Examine the material below and count the lines that hold the word "Vendres". Report only the number.

— Start DATA FOR THE TASK —

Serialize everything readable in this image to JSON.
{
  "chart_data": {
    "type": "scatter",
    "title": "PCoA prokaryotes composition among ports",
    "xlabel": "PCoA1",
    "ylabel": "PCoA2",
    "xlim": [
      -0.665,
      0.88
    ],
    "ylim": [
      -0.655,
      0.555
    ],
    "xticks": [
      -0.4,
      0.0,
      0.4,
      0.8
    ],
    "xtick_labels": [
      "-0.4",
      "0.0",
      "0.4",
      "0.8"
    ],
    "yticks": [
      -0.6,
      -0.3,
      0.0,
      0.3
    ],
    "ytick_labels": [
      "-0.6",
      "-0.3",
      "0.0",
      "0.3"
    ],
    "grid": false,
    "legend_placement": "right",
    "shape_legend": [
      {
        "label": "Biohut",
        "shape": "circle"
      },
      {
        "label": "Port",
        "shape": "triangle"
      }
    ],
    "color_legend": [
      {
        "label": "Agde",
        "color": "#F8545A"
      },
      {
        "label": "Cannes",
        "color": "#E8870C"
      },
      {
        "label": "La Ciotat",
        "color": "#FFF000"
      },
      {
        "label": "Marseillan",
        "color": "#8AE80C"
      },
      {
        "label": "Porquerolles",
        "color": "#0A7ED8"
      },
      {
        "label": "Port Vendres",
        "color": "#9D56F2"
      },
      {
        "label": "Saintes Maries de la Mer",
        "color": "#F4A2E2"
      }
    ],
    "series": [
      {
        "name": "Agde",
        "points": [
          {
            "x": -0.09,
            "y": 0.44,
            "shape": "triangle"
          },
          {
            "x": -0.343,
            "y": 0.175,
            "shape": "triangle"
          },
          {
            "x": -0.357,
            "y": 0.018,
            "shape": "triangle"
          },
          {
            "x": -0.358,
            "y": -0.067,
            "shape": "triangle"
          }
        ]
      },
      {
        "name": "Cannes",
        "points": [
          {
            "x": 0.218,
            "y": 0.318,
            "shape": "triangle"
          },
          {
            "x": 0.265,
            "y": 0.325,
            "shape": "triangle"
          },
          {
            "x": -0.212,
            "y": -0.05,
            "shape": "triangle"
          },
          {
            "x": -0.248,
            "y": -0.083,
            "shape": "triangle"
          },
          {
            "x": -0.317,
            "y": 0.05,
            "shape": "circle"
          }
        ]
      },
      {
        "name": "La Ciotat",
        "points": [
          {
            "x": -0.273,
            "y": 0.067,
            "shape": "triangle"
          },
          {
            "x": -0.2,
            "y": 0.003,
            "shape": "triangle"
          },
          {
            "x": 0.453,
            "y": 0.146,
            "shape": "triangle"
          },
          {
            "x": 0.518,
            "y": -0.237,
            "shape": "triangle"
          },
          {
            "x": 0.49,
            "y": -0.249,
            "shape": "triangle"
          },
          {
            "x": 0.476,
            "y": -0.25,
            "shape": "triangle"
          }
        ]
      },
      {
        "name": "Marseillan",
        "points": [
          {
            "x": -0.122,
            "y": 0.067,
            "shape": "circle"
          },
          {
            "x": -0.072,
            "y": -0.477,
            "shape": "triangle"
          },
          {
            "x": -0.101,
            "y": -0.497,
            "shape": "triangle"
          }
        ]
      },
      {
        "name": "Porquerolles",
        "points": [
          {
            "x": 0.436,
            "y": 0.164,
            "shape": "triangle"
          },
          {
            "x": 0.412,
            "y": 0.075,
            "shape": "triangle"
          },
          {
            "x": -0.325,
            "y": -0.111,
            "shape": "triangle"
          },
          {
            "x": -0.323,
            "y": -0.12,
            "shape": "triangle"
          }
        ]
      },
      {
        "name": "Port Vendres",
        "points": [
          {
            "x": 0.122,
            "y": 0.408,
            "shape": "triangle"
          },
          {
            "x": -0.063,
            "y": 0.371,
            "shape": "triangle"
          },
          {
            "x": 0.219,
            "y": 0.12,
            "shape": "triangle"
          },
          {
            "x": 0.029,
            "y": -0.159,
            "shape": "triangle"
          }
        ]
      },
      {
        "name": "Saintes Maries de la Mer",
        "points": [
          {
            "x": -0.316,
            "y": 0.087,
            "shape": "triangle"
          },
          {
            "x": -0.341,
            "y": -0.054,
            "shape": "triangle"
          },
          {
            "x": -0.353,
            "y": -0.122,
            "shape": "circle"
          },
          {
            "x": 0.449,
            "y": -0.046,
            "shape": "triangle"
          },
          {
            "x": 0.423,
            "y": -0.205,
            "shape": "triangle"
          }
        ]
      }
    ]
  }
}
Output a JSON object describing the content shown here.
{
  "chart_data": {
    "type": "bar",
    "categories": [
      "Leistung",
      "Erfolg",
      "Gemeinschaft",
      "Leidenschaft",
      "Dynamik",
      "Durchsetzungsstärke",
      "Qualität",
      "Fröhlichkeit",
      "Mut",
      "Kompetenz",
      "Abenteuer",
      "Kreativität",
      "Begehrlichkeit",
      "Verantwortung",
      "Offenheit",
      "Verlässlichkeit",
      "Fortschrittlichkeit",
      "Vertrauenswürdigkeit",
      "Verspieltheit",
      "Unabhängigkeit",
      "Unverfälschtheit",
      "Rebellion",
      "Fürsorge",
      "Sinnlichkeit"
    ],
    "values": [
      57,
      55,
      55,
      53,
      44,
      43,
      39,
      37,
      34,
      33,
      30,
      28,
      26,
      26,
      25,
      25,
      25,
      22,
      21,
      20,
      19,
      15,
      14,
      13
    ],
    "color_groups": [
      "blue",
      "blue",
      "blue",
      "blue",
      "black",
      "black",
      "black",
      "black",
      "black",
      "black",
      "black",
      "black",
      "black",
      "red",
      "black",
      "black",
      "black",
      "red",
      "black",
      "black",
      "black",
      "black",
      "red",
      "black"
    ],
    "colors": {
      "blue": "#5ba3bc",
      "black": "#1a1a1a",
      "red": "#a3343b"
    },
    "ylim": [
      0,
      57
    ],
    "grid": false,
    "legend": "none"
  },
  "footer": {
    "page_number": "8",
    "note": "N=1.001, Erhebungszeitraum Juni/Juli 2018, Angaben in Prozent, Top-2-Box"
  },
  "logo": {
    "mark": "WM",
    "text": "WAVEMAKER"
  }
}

— End DATA FOR THE TASK —

* _RESPONSE_
2